- [DESCRIPTION OF THE TASK]
Which lines hold the word "image"? Copy each one.

BEGIN EXTRACTED MATERIAL

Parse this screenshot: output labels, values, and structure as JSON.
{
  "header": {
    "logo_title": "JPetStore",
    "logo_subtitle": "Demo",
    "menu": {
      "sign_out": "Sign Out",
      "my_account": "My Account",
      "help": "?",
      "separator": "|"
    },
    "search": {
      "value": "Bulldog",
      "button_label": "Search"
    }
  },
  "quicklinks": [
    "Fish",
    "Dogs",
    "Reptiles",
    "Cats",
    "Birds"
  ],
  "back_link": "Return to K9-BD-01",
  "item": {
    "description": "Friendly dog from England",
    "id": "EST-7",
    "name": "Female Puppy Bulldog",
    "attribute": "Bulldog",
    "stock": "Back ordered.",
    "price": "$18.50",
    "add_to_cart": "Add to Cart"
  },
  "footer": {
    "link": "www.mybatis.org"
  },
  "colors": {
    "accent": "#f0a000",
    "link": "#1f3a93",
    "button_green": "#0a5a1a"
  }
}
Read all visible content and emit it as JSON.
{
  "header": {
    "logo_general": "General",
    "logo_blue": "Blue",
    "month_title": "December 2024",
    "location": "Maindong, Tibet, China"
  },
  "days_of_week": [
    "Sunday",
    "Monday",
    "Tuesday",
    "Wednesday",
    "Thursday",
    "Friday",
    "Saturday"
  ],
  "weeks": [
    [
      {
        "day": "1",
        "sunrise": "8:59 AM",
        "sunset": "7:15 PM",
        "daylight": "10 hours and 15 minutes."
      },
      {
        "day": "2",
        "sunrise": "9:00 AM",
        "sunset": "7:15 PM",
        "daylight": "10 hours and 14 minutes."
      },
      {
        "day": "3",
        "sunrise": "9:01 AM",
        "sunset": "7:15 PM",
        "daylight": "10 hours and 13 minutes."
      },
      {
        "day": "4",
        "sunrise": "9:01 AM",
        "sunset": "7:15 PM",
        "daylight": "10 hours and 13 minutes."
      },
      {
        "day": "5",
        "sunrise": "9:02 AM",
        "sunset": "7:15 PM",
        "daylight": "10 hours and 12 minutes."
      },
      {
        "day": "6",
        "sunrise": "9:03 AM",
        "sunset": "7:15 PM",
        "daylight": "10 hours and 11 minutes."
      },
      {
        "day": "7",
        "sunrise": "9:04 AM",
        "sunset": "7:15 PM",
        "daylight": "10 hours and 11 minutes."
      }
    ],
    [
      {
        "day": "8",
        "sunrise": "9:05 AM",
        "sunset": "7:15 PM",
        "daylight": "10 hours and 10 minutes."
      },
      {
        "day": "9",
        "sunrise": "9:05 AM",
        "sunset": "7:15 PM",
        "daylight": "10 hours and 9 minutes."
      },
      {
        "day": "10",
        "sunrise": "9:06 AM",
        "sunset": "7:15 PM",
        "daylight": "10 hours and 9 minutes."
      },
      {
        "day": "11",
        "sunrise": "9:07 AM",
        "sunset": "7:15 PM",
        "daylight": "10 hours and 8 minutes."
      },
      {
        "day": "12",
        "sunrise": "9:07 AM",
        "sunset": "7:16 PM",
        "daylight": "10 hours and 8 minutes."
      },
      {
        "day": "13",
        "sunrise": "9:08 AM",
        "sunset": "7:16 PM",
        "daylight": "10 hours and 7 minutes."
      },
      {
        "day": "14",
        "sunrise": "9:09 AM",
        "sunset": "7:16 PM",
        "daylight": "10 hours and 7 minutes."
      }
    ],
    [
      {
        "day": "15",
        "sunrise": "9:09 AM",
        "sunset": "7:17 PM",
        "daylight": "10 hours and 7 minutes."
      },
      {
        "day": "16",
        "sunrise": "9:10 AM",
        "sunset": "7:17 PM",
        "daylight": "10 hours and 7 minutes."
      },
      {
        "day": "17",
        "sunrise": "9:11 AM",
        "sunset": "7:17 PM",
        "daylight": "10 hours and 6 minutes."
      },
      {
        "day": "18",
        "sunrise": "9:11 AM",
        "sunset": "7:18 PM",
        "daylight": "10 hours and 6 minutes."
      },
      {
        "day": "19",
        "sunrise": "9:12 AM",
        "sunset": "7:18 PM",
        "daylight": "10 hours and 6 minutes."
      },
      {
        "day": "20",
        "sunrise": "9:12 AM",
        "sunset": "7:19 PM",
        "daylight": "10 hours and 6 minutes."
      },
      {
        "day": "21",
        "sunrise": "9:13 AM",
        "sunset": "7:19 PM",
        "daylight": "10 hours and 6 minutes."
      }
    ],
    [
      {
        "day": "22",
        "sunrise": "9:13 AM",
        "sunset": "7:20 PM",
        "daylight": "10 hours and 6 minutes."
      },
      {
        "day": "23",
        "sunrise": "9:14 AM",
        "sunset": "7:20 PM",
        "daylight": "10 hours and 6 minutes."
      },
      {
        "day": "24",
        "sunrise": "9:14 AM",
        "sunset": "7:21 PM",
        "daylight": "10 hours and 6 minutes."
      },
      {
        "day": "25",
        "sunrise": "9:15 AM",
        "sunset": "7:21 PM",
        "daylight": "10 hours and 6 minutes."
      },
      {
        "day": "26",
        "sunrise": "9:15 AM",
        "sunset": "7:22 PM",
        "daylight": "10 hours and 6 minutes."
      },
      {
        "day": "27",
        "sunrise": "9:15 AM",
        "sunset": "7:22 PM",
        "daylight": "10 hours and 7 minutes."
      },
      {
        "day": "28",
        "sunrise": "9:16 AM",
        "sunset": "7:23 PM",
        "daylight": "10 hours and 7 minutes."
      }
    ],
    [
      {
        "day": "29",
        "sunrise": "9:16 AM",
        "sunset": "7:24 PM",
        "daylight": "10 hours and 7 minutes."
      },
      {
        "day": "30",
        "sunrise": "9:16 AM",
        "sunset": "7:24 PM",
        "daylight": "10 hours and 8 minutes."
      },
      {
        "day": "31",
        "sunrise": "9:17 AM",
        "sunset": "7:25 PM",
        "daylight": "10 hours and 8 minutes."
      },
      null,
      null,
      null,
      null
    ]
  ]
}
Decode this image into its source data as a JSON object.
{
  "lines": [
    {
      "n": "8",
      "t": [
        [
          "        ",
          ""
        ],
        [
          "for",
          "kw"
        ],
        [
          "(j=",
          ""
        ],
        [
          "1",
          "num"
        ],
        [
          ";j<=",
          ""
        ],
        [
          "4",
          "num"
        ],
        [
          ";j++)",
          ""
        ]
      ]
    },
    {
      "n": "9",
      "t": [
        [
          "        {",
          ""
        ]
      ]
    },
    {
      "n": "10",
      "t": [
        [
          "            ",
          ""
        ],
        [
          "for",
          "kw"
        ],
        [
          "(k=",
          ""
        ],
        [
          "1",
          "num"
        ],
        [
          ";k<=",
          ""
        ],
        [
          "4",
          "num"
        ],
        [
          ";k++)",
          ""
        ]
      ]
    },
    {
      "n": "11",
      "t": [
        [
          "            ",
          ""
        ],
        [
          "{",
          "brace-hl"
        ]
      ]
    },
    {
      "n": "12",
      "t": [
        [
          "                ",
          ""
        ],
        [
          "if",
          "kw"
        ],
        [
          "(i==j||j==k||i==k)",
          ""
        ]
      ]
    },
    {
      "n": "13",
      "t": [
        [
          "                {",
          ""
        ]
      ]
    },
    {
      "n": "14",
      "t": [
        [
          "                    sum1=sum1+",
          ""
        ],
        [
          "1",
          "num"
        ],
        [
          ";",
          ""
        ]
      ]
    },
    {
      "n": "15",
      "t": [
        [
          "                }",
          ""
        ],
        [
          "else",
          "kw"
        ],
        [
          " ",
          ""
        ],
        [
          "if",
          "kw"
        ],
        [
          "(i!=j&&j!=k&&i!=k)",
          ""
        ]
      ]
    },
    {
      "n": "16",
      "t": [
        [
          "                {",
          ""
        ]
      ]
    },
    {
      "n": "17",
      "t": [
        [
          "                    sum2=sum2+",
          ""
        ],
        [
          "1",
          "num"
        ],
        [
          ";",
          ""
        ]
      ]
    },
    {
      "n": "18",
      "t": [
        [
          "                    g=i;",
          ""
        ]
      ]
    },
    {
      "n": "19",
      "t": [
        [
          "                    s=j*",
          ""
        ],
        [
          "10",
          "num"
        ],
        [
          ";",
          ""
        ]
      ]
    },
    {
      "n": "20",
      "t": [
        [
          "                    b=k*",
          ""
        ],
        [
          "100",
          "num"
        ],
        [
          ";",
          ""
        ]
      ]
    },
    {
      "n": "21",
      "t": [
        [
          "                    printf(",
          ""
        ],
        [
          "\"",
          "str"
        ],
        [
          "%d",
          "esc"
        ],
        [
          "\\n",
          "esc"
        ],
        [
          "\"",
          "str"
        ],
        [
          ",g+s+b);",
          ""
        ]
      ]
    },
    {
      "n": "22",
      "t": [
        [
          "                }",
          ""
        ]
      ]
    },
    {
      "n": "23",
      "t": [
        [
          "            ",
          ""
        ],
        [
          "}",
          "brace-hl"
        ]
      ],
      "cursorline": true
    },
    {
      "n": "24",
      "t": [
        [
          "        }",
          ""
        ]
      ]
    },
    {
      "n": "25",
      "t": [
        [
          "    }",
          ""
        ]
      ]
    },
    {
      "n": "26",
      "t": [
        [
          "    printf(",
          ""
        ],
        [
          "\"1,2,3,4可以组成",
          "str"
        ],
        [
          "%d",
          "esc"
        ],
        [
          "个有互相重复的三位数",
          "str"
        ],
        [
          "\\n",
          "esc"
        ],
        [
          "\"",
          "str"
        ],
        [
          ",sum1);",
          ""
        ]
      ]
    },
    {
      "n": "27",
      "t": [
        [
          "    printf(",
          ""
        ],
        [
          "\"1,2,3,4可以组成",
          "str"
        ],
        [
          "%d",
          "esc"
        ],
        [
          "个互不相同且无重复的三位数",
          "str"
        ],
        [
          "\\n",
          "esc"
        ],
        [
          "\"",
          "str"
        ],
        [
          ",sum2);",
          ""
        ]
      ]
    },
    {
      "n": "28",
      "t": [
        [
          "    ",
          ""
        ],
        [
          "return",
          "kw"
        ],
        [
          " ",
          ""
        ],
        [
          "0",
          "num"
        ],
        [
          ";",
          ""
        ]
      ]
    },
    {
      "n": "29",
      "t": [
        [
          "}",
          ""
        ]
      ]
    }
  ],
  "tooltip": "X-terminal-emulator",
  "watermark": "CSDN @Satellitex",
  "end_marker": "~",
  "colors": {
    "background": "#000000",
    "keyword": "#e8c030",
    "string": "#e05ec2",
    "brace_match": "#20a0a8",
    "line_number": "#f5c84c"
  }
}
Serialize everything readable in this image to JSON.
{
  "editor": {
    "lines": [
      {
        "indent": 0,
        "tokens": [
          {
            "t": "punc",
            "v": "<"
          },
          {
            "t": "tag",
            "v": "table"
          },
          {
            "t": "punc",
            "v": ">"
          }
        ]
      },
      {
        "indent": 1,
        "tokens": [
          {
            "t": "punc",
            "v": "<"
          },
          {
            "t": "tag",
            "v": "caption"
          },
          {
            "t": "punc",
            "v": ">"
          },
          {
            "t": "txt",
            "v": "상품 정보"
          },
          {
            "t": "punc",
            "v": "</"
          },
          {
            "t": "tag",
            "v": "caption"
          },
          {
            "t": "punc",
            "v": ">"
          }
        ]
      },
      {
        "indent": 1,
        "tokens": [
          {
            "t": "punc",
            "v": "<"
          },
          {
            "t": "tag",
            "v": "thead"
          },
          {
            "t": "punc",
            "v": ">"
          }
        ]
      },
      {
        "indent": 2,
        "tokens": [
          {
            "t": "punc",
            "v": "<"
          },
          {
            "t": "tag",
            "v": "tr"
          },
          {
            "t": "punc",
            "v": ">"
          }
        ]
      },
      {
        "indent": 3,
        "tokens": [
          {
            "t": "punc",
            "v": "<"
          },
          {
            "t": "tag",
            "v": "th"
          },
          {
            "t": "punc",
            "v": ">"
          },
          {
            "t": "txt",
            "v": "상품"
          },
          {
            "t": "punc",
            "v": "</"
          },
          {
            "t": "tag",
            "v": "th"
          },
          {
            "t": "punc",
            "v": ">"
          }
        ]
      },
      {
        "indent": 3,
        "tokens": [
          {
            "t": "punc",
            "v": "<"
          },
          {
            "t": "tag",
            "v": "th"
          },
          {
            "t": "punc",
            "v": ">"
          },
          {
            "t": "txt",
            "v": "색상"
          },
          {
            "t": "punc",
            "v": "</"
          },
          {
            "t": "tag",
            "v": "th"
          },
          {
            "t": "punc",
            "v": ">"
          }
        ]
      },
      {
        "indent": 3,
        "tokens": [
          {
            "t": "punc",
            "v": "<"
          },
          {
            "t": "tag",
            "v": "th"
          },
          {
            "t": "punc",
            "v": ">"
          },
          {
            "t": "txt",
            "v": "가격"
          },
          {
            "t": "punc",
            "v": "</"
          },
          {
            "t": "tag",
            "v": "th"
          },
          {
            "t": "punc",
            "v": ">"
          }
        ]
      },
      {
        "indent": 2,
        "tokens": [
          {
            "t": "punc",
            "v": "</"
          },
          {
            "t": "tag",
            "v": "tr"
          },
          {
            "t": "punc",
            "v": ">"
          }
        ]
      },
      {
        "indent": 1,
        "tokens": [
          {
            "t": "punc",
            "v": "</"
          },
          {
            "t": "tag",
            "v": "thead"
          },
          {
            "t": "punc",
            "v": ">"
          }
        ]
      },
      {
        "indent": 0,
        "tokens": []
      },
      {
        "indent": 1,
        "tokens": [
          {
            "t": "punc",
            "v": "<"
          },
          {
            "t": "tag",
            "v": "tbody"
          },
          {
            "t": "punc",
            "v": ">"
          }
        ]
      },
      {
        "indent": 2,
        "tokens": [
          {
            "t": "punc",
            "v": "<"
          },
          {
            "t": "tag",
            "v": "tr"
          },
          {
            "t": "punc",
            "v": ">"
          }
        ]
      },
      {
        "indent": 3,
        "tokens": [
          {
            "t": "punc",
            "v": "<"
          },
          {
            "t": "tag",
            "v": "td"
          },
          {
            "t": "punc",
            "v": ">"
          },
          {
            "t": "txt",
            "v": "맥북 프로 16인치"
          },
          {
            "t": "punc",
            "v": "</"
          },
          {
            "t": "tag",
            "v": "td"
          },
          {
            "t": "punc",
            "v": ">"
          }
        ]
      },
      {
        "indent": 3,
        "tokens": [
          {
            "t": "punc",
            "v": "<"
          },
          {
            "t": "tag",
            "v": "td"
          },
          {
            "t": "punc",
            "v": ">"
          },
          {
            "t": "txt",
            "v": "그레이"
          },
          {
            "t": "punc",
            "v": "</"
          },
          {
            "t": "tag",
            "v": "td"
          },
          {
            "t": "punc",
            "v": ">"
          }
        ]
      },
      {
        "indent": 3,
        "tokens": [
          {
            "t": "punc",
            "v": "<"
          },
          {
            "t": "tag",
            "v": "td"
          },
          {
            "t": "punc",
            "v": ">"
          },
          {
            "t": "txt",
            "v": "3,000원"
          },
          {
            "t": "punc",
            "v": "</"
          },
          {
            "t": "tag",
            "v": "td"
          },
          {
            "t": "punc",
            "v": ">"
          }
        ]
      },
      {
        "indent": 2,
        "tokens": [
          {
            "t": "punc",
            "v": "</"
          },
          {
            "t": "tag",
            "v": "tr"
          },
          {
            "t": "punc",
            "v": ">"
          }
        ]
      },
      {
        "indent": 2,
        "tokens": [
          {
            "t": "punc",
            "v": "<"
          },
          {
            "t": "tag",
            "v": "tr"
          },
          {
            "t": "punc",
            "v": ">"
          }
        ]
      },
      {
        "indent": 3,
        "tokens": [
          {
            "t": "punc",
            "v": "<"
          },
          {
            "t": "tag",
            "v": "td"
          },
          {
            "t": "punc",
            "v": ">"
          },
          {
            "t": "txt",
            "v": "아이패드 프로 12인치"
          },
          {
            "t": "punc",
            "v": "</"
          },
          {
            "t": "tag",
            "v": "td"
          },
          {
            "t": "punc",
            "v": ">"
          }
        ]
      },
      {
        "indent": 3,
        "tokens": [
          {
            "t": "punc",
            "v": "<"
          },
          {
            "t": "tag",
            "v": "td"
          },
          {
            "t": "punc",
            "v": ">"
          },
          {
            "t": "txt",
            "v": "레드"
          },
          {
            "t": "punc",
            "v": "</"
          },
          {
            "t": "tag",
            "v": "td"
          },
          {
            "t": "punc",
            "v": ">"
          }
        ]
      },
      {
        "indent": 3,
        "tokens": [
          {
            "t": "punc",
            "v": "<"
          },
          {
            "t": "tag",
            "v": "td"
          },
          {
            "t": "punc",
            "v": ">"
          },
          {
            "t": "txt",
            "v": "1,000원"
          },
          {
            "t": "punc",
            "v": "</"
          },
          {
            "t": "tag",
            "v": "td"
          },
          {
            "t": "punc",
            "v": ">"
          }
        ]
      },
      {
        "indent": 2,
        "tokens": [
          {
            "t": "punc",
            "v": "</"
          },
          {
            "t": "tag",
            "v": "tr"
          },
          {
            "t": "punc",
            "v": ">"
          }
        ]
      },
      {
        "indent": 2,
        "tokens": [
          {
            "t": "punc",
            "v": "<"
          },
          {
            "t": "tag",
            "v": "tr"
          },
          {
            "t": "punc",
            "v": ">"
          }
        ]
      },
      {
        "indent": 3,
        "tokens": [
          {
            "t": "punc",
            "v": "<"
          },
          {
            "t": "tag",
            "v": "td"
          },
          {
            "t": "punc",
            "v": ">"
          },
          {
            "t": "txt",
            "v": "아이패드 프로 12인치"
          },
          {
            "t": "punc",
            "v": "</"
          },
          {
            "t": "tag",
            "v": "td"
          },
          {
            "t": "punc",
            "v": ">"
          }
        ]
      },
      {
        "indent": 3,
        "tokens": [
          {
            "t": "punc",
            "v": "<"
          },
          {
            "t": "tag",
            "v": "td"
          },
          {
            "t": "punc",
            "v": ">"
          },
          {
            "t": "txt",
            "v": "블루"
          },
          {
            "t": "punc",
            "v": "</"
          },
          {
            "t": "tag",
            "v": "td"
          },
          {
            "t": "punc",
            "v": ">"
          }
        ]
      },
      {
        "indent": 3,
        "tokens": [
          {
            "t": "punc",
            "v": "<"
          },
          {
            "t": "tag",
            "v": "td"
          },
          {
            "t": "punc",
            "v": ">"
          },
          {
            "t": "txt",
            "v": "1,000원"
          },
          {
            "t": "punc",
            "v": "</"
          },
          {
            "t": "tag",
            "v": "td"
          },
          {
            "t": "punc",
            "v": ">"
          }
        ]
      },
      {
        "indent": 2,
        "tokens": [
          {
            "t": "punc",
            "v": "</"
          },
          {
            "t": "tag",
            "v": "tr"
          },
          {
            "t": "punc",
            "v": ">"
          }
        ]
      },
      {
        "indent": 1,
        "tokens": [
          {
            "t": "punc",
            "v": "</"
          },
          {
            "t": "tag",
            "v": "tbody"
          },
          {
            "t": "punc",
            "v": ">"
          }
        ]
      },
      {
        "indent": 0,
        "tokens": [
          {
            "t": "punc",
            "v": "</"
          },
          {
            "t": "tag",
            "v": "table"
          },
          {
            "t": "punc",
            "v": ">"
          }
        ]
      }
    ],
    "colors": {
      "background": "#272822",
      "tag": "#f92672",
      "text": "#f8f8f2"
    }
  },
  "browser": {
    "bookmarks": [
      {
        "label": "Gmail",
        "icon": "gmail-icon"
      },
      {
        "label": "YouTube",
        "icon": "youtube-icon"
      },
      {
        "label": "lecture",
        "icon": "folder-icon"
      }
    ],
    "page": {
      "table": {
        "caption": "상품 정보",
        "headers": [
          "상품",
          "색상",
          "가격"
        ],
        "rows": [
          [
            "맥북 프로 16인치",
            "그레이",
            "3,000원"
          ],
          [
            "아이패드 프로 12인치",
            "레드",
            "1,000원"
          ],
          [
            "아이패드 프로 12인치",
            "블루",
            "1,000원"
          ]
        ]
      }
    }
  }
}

END EXTRACTED MATERIAL

- [TASK ANSWER]
Decode this image into its source data as a JSON object.
Serialize everything readable in this image to JSON.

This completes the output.